• _Given task_:
Extract every line that contains the string "Apriete".

___ Rows

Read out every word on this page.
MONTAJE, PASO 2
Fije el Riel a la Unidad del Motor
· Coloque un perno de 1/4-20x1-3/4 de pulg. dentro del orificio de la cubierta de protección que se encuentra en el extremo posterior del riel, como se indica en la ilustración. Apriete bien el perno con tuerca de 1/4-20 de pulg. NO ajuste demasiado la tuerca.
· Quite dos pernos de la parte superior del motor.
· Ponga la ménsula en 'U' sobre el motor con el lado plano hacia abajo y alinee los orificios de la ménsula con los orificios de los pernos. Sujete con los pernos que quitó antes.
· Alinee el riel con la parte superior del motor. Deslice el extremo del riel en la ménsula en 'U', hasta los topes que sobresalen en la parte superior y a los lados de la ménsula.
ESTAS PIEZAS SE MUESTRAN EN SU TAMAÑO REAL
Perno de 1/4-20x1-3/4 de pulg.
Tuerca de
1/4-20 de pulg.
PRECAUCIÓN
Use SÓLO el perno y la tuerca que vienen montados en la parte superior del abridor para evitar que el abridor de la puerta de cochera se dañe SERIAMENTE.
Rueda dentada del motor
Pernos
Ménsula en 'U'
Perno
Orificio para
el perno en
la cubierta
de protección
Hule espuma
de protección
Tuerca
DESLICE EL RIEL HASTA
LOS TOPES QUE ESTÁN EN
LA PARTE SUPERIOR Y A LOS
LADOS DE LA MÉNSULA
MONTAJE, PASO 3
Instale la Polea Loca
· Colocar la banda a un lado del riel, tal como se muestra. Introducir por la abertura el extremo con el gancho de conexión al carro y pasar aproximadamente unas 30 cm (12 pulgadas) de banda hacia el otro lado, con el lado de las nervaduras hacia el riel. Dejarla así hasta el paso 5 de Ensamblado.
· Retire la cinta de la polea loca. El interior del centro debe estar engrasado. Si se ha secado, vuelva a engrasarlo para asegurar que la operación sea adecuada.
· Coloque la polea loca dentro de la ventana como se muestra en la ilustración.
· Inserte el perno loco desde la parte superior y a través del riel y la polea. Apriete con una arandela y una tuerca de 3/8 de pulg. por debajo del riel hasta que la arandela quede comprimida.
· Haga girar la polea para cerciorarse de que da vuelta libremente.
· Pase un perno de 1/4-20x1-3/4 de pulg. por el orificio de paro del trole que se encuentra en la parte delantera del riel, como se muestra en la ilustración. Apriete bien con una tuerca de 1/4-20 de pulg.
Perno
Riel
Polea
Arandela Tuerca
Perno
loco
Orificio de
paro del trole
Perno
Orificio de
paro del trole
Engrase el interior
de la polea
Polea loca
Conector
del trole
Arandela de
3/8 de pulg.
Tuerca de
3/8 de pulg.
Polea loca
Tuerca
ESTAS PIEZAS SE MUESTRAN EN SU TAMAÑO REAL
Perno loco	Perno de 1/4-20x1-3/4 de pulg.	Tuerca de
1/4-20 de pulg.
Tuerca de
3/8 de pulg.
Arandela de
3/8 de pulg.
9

______

• _Exercise answer_:
· Coloque un perno de 1/4-20x1-3/4 de pulg. dentro del orificio de la cubierta de protección que se encuentra en el extremo posterior del riel, como se indica en la ilustración. Apriete bien el perno con tuerca de 1/4-20 de pulg. NO ajuste demasiado la tuerca.
· Inserte el perno loco desde la parte superior y a través del riel y la polea. Apriete con una arandela y una tuerca de 3/8 de pulg. por debajo del riel hasta que la arandela quede comprimida.
· Pase un perno de 1/4-20x1-3/4 de pulg. por el orificio de paro del trole que se encuentra en la parte delantera del riel, como se muestra en la ilustración. Apriete bien con una tuerca de 1/4-20 de pulg.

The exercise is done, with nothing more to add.